======== INPUT FOR THIS TASK

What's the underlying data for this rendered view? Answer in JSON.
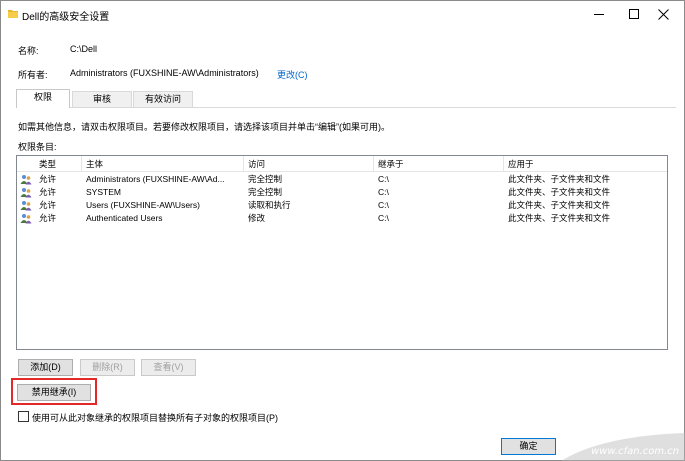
{
  "window": {
    "title": "Dell的高级安全设置"
  },
  "info": {
    "name_label": "名称:",
    "name_value": "C:\\Dell",
    "owner_label": "所有者:",
    "owner_value": "Administrators (FUXSHINE-AW\\Administrators)",
    "change_link": "更改(C)"
  },
  "tabs": [
    {
      "label": "权限"
    },
    {
      "label": "审核"
    },
    {
      "label": "有效访问"
    }
  ],
  "instructions": "如需其他信息，请双击权限项目。若要修改权限项目，请选择该项目并单击“编辑”(如果可用)。",
  "entries_label": "权限条目:",
  "table": {
    "columns": [
      "类型",
      "主体",
      "访问",
      "继承于",
      "应用于"
    ],
    "rows": [
      {
        "type": "允许",
        "principal": "Administrators (FUXSHINE-AW\\Ad...",
        "access": "完全控制",
        "inherited": "C:\\",
        "applies": "此文件夹、子文件夹和文件"
      },
      {
        "type": "允许",
        "principal": "SYSTEM",
        "access": "完全控制",
        "inherited": "C:\\",
        "applies": "此文件夹、子文件夹和文件"
      },
      {
        "type": "允许",
        "principal": "Users (FUXSHINE-AW\\Users)",
        "access": "读取和执行",
        "inherited": "C:\\",
        "applies": "此文件夹、子文件夹和文件"
      },
      {
        "type": "允许",
        "principal": "Authenticated Users",
        "access": "修改",
        "inherited": "C:\\",
        "applies": "此文件夹、子文件夹和文件"
      }
    ]
  },
  "buttons": {
    "add": "添加(D)",
    "remove": "删除(R)",
    "view": "查看(V)",
    "disable_inheritance": "禁用继承(I)",
    "ok": "确定"
  },
  "replace_checkbox_label": "使用可从此对象继承的权限项目替换所有子对象的权限项目(P)",
  "watermark_text": "www.cfan.com.cn",
  "colors": {
    "link": "#0066cc",
    "highlight": "#e3282a",
    "default_button_border": "#0078d7"
  }
}
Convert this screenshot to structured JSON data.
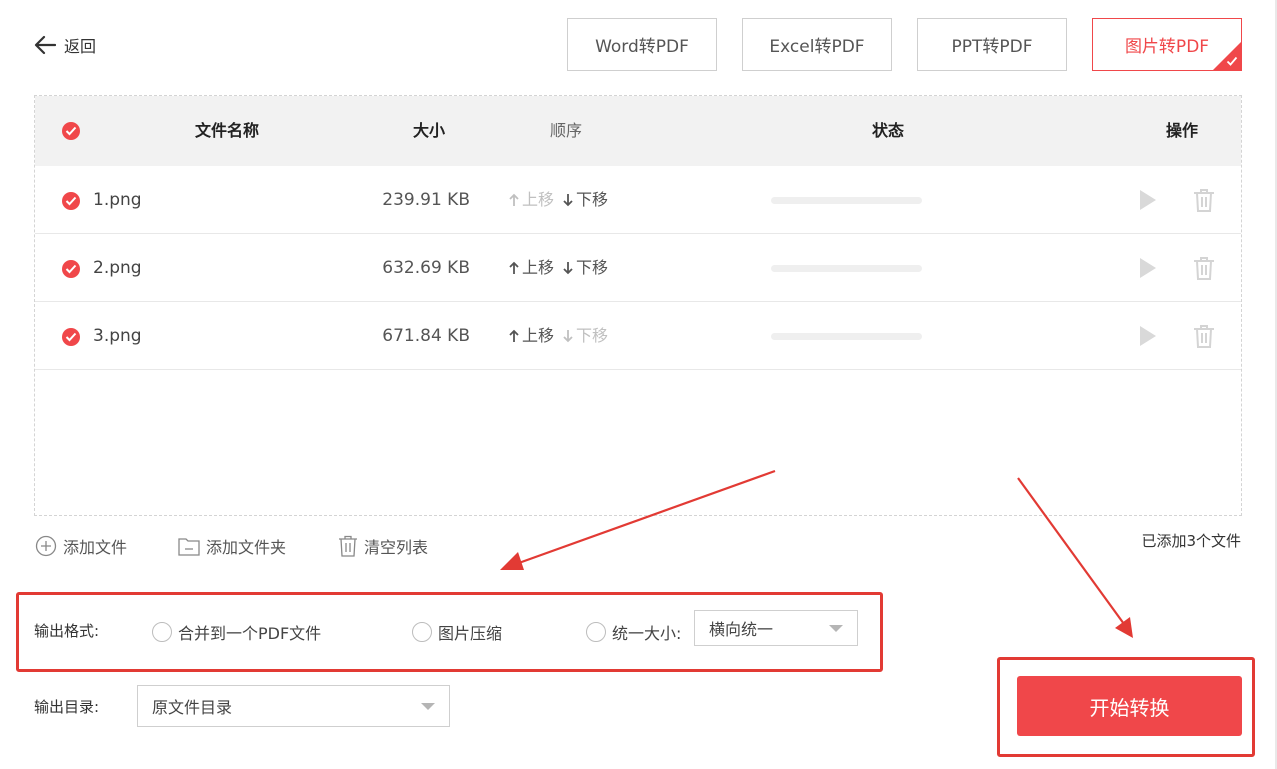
{
  "header": {
    "back_label": "返回",
    "tabs": [
      {
        "label": "Word转PDF",
        "active": false
      },
      {
        "label": "Excel转PDF",
        "active": false
      },
      {
        "label": "PPT转PDF",
        "active": false
      },
      {
        "label": "图片转PDF",
        "active": true
      }
    ]
  },
  "table": {
    "columns": {
      "name": "文件名称",
      "size": "大小",
      "order": "顺序",
      "status": "状态",
      "actions": "操作"
    },
    "rows": [
      {
        "name": "1.png",
        "size": "239.91 KB",
        "move_up": "上移",
        "move_down": "下移",
        "up_enabled": false,
        "down_enabled": true,
        "progress": 0
      },
      {
        "name": "2.png",
        "size": "632.69 KB",
        "move_up": "上移",
        "move_down": "下移",
        "up_enabled": true,
        "down_enabled": true,
        "progress": 0
      },
      {
        "name": "3.png",
        "size": "671.84 KB",
        "move_up": "上移",
        "move_down": "下移",
        "up_enabled": true,
        "down_enabled": false,
        "progress": 0
      }
    ]
  },
  "footer_actions": {
    "add_file": "添加文件",
    "add_folder": "添加文件夹",
    "clear_list": "清空列表",
    "added_count": "已添加3个文件"
  },
  "output_format": {
    "label": "输出格式:",
    "options": [
      "合并到一个PDF文件",
      "图片压缩",
      "统一大小:"
    ],
    "size_select_value": "横向统一"
  },
  "output_dir": {
    "label": "输出目录:",
    "value": "原文件目录"
  },
  "start_button": "开始转换",
  "colors": {
    "accent": "#f0474a",
    "highlight_border": "#e23a34",
    "header_bg": "#f2f2f2"
  },
  "icons": [
    "back-arrow-icon",
    "check-circle-icon",
    "arrow-up-icon",
    "arrow-down-icon",
    "play-icon",
    "trash-icon",
    "plus-circle-icon",
    "folder-icon",
    "clear-trash-icon",
    "dropdown-caret-icon",
    "corner-check-icon"
  ]
}
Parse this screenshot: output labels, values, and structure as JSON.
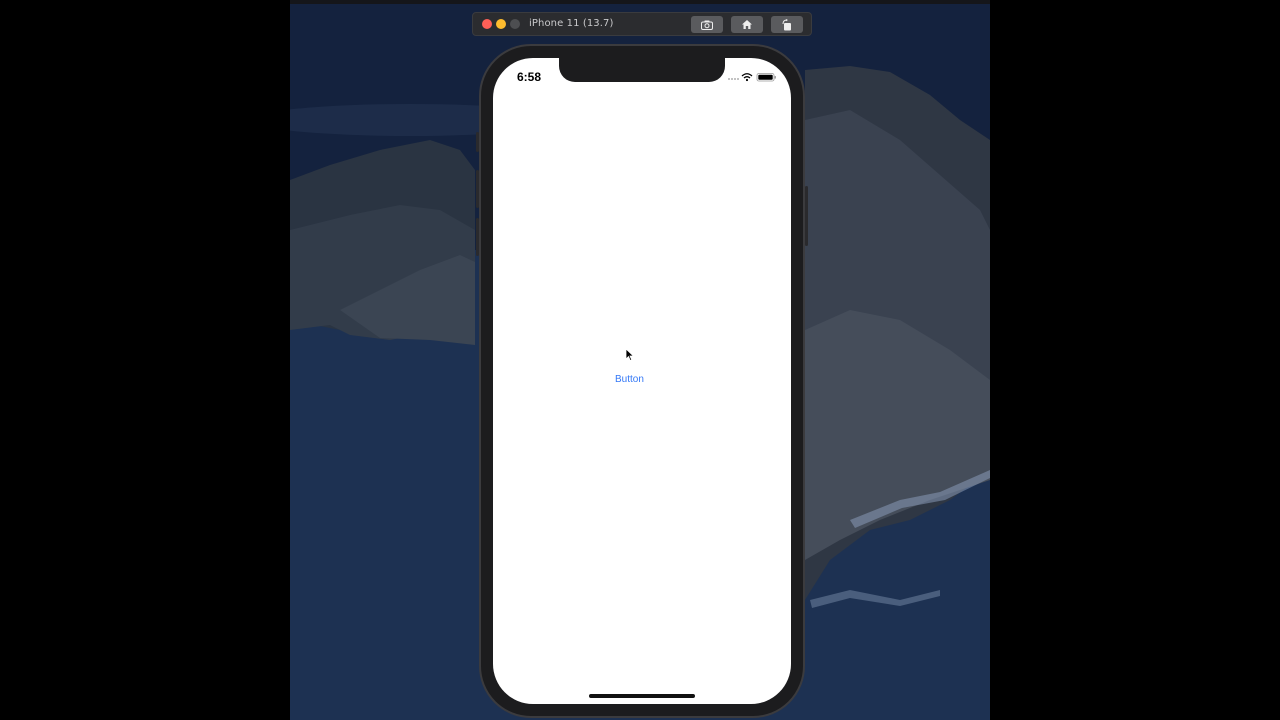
{
  "simulator": {
    "window_title": "iPhone 11 (13.7)",
    "toolbar": {
      "screenshot_icon": "camera-icon",
      "home_icon": "home-icon",
      "rotate_icon": "rotate-icon"
    }
  },
  "device": {
    "status_bar": {
      "time": "6:58",
      "icons": [
        "cellular-dots-icon",
        "wifi-icon",
        "battery-icon"
      ]
    },
    "app": {
      "button_label": "Button"
    }
  },
  "colors": {
    "accent": "#3478f6",
    "close": "#fe5f57",
    "minimize": "#febc2e"
  }
}
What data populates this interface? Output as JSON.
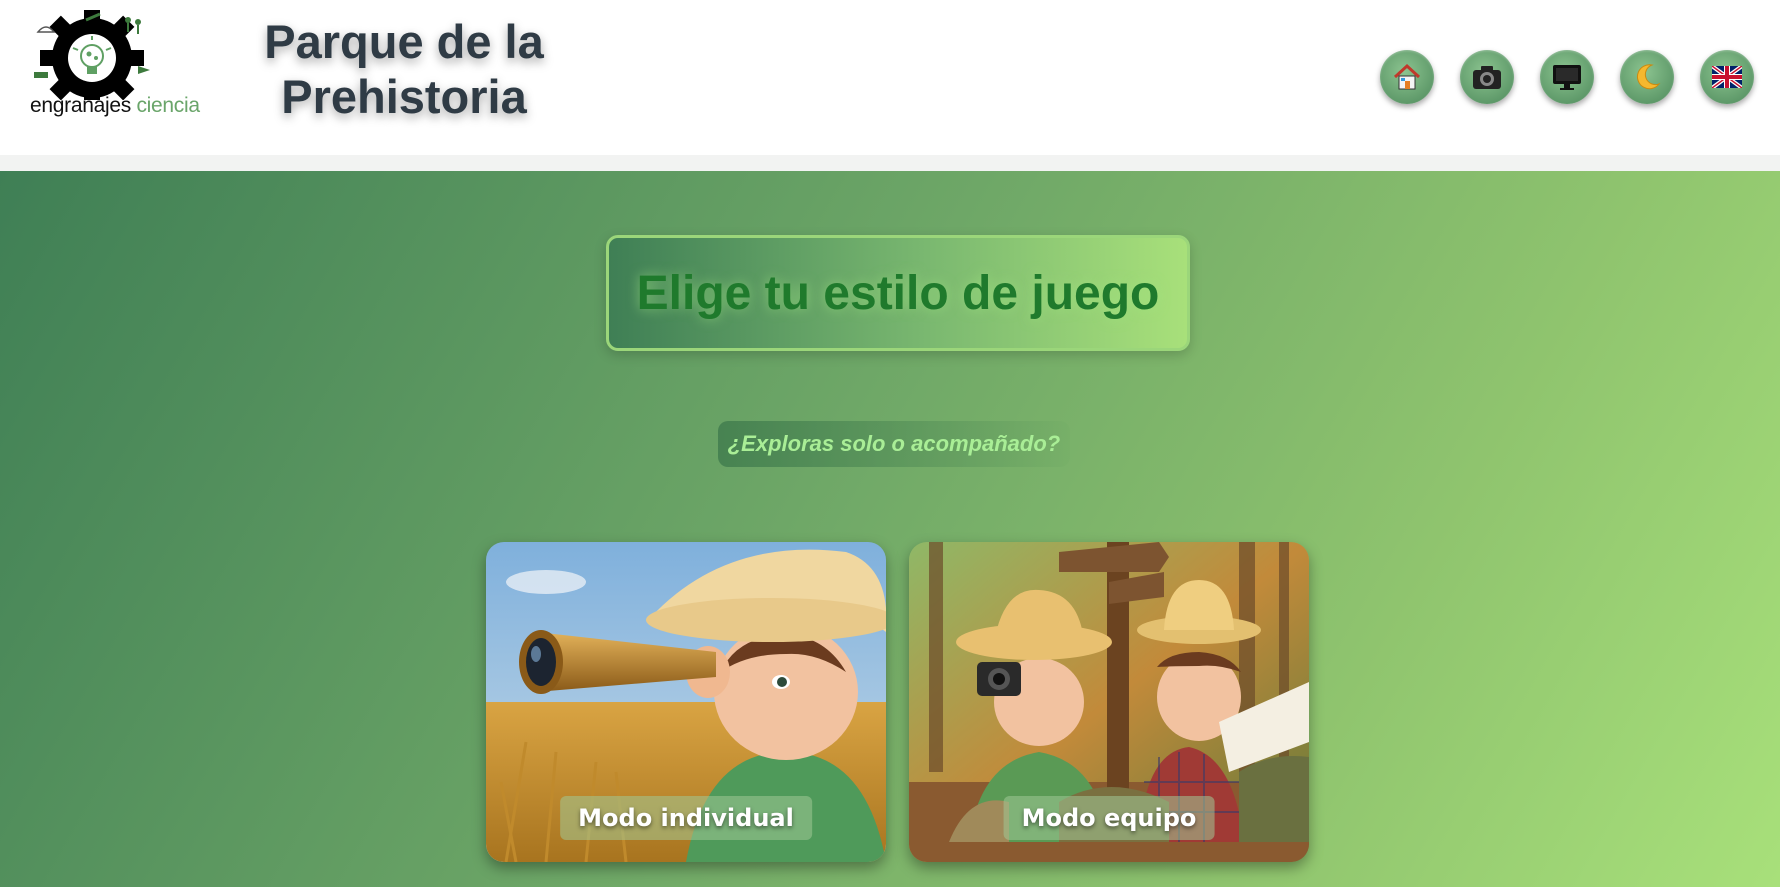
{
  "header": {
    "logo": {
      "word1": "engranajes",
      "word2": "ciencia"
    },
    "title": "Parque de la Prehistoria",
    "nav": [
      {
        "name": "home",
        "icon": "house-icon"
      },
      {
        "name": "gallery",
        "icon": "camera-icon"
      },
      {
        "name": "screen",
        "icon": "monitor-icon"
      },
      {
        "name": "dark-mode",
        "icon": "moon-icon"
      },
      {
        "name": "language",
        "icon": "uk-flag-icon"
      }
    ]
  },
  "main": {
    "heading": "Elige tu estilo de juego",
    "subtitle": "¿Exploras solo o acompañado?",
    "cards": [
      {
        "label": "Modo individual",
        "image": "child-explorer-with-telescope"
      },
      {
        "label": "Modo equipo",
        "image": "two-child-explorers-in-forest"
      }
    ]
  },
  "colors": {
    "heading": "#1f7a2c",
    "subtitle": "#a9ee96",
    "title": "#2f3b45",
    "gradient_start": "#3f7f55",
    "gradient_end": "#a8e07a"
  }
}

================

EXERCISE DESCRIPTION:
Report only the count of lines that include the string "principal".

COMPLETE OUTPUT:
4